== EXCERTO FORNECIDO ==
>>>

Como o movimento para a guest house é maior do que para as escadas de acesso aos andares dos moradores, o tapete está mais gasto desse lado — tão gasto que mudou de cor. Passam por dia mais pés e mais malas.

Em versão nano, o nosso tapete é o espelho do que está a acontecer ao centro histórico de Lisboa. O bairro está mais cheio, mais sujo, mais barulhento. É por isso que centenas de moradoras pedem um jardim para a praça do Martim Moniz.

A falta de espaços verdes sempre foi um problema do bairro. Mas tornou-se flagrante desde que os passeios, os cafés, as ruas pedonais e até o Terreiro do Paço passaram a estar cheios de esplanadas e de turistas.

Agora que não há um metro quadrado livre, agarramo-nos à hipótese de fazer nascer no Martim Moniz um espaço onde o projecto seja não haver um projecto. Hoje, a praça é uma fonte de receitas para a câmara, mas esse é um modelo antiquado.

<<<

Reproduza fielmente o trecho do excerto sobre o Martim Moniz compreendido entre "Como o movimento" e "um modelo antiquado.", ambos incluídos.

== DADOS FORNECIDOS ==
>>>

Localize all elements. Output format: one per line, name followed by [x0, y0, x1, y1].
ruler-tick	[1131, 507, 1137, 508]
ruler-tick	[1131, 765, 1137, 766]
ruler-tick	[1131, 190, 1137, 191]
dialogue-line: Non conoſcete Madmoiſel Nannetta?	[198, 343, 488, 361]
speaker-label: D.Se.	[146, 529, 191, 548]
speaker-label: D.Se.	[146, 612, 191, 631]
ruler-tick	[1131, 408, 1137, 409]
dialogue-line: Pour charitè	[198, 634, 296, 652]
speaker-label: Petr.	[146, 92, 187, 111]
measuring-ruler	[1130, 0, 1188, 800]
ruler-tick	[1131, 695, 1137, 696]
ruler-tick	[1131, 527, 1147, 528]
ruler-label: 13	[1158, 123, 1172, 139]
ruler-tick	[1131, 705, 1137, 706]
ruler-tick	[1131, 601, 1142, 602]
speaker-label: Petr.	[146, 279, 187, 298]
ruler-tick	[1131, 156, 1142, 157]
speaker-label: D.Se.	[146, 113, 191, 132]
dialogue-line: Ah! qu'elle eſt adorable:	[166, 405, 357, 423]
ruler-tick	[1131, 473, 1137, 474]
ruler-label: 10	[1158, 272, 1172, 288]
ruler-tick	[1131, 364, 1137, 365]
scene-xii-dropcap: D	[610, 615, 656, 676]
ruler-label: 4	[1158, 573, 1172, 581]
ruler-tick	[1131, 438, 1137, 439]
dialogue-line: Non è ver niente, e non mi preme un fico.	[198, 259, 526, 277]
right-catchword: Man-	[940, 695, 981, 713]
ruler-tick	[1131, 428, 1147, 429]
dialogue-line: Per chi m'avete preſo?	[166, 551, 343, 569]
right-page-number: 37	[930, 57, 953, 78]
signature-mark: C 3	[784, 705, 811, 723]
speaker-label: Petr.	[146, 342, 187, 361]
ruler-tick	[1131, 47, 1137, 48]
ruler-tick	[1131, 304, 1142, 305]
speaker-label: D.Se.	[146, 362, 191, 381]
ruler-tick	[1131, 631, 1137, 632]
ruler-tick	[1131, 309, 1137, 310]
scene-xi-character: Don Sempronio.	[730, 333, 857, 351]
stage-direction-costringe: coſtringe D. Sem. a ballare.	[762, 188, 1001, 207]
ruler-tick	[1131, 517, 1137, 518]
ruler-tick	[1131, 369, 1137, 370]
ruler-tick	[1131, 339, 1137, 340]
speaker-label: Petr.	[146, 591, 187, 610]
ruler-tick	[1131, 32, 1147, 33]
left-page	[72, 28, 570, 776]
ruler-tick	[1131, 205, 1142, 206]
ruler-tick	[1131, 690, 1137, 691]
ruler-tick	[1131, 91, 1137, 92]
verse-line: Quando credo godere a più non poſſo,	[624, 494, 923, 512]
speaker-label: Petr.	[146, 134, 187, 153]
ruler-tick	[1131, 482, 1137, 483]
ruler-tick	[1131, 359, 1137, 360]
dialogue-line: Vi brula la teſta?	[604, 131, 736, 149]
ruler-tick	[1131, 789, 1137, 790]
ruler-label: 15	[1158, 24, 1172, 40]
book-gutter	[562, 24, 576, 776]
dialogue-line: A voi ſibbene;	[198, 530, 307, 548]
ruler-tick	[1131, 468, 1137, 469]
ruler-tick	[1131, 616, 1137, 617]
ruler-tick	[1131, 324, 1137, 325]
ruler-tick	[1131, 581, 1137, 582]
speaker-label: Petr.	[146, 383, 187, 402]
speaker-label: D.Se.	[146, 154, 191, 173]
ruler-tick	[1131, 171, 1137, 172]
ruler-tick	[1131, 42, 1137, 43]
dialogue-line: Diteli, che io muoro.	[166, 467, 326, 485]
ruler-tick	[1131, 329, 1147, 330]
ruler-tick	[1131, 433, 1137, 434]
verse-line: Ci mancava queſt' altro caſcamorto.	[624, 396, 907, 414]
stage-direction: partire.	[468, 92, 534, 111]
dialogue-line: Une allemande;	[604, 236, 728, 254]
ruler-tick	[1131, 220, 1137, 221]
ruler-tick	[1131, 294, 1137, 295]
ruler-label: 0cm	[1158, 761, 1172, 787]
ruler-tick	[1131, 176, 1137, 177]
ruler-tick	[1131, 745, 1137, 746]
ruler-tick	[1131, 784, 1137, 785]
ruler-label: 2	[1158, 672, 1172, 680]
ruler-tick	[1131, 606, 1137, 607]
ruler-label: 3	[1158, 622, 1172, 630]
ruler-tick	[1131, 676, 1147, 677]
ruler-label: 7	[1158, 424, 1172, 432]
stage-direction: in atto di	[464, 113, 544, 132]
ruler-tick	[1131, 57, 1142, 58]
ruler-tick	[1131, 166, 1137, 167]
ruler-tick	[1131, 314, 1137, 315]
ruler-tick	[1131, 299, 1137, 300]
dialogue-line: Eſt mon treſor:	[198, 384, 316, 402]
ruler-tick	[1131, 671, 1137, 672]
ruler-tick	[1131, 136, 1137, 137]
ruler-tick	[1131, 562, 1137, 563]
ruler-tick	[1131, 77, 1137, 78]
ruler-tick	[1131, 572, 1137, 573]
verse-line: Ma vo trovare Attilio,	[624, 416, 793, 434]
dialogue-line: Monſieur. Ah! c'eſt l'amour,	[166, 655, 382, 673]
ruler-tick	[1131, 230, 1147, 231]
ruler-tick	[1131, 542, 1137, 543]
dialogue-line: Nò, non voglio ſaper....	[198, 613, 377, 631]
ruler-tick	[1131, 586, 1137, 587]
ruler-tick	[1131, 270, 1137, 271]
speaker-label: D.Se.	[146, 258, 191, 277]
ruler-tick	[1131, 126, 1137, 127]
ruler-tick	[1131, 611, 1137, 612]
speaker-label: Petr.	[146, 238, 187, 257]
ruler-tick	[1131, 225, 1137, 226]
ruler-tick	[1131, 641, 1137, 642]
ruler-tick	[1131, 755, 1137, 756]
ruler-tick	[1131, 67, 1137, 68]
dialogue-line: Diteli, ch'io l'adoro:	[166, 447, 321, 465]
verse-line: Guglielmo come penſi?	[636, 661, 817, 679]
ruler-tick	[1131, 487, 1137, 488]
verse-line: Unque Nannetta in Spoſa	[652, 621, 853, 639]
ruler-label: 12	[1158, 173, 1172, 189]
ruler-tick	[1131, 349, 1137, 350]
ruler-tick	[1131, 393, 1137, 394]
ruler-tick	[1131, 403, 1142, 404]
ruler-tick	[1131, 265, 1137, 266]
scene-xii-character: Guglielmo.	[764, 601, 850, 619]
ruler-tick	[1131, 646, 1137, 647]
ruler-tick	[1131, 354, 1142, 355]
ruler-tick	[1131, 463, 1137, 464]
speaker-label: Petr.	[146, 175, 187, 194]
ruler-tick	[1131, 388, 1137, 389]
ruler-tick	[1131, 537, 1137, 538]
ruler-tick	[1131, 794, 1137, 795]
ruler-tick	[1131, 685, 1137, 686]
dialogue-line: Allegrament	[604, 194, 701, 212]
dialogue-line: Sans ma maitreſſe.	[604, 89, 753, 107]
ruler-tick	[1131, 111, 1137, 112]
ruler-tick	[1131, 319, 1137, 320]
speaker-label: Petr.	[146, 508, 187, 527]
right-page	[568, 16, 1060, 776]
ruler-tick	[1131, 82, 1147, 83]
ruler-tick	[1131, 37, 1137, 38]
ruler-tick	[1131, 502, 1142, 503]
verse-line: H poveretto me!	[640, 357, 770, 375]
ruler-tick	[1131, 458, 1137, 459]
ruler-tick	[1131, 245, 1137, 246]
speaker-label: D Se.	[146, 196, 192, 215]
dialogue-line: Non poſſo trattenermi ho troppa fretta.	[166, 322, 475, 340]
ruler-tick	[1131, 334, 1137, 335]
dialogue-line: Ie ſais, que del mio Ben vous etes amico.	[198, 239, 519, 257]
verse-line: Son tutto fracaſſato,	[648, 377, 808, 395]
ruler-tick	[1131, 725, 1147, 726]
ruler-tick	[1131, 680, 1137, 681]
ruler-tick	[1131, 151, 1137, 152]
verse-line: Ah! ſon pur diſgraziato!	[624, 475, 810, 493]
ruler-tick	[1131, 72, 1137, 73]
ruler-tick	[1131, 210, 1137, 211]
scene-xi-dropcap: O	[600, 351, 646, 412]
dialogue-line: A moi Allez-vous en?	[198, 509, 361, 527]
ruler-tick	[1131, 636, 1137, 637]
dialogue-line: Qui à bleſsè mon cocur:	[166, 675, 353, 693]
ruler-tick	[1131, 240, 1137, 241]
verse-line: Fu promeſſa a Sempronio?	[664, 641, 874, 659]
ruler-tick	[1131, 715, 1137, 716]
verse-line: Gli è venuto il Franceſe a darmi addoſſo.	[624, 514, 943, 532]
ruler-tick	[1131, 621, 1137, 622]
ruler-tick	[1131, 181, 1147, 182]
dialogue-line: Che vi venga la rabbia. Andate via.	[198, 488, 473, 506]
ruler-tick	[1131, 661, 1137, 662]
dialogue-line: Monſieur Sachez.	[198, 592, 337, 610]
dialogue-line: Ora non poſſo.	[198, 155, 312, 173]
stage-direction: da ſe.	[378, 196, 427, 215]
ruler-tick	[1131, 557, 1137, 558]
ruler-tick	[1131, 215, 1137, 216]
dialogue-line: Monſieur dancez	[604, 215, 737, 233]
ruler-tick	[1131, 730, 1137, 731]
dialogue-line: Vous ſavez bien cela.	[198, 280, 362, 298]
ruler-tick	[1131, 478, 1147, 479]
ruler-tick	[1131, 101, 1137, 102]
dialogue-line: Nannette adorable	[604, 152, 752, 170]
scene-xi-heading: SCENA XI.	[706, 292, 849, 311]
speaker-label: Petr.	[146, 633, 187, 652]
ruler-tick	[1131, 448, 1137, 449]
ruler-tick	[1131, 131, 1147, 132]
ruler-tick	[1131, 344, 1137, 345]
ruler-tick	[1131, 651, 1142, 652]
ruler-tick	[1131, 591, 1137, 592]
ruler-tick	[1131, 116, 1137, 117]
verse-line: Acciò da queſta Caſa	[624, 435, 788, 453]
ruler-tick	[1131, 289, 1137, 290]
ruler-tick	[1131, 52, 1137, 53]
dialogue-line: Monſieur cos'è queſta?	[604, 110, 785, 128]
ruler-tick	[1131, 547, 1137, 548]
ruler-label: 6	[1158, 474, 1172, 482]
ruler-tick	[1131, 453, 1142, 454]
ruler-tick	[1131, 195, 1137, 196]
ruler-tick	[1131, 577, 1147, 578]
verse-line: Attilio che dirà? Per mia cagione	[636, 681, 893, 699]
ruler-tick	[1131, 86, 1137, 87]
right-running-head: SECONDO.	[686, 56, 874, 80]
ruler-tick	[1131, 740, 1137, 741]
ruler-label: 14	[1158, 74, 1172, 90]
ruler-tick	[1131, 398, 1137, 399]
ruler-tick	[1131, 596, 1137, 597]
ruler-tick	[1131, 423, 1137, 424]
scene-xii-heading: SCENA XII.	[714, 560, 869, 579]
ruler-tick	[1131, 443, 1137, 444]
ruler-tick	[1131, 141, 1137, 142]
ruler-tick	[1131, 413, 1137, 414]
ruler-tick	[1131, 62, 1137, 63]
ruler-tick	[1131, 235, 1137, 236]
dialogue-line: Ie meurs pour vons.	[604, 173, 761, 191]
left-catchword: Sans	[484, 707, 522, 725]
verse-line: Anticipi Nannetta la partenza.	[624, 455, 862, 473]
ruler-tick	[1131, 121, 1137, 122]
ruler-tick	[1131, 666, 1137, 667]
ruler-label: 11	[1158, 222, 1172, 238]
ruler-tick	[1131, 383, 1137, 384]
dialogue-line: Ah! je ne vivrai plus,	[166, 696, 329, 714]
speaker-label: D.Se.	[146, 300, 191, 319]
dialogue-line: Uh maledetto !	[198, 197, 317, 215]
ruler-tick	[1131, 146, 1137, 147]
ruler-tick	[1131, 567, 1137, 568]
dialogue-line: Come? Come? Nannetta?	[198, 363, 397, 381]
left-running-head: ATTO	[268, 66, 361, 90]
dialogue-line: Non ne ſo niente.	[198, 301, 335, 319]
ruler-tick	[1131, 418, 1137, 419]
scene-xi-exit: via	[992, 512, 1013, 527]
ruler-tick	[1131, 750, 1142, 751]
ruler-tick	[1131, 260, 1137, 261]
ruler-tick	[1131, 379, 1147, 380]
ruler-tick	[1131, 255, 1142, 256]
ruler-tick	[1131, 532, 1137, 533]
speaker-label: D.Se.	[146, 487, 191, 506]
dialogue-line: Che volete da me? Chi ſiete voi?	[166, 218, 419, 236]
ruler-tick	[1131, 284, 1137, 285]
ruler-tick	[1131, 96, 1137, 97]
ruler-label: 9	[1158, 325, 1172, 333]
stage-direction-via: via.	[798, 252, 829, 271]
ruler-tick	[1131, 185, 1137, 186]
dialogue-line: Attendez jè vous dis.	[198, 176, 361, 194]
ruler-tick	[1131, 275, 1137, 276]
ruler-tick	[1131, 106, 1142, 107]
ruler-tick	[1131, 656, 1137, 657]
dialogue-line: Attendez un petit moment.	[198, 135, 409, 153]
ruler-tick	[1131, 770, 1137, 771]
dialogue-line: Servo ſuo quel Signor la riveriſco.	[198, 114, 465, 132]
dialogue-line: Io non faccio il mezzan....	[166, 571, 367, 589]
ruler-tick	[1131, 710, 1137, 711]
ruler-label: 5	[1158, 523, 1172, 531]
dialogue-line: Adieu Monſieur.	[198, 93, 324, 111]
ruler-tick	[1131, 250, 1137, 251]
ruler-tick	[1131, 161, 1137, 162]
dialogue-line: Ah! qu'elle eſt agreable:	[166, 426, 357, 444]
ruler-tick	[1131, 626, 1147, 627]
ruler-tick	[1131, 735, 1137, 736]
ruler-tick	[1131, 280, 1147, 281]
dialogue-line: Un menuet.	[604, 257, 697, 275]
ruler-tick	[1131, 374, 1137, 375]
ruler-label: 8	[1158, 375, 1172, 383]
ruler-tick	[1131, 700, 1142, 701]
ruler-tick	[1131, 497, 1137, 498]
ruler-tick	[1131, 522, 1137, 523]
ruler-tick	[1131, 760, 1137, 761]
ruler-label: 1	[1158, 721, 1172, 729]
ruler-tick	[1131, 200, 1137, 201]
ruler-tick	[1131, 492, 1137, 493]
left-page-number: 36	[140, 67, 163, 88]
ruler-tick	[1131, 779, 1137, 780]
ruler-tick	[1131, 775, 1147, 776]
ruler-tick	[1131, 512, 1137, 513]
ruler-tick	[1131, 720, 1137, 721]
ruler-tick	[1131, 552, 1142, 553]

<<<

== RESPOSTA AO EXERCÍCIO ==
Como o movimento para a guest house é maior do que para as escadas de acesso aos andares dos moradores, o tapete está mais gasto desse lado — tão gasto que mudou de cor. Passam por dia mais pés e mais malas.

Em versão nano, o nosso tapete é o espelho do que está a acontecer ao centro histórico de Lisboa. O bairro está mais cheio, mais sujo, mais barulhento. É por isso que centenas de moradoras pedem um jardim para a praça do Martim Moniz.

A falta de espaços verdes sempre foi um problema do bairro. Mas tornou-se flagrante desde que os passeios, os cafés, as ruas pedonais e até o Terreiro do Paço passaram a estar cheios de esplanadas e de turistas.

Agora que não há um metro quadrado livre, agarramo-nos à hipótese de fazer nascer no Martim Moniz um espaço onde o projecto seja não haver um projecto. Hoje, a praça é uma fonte de receitas para a câmara, mas esse é um modelo antiquado.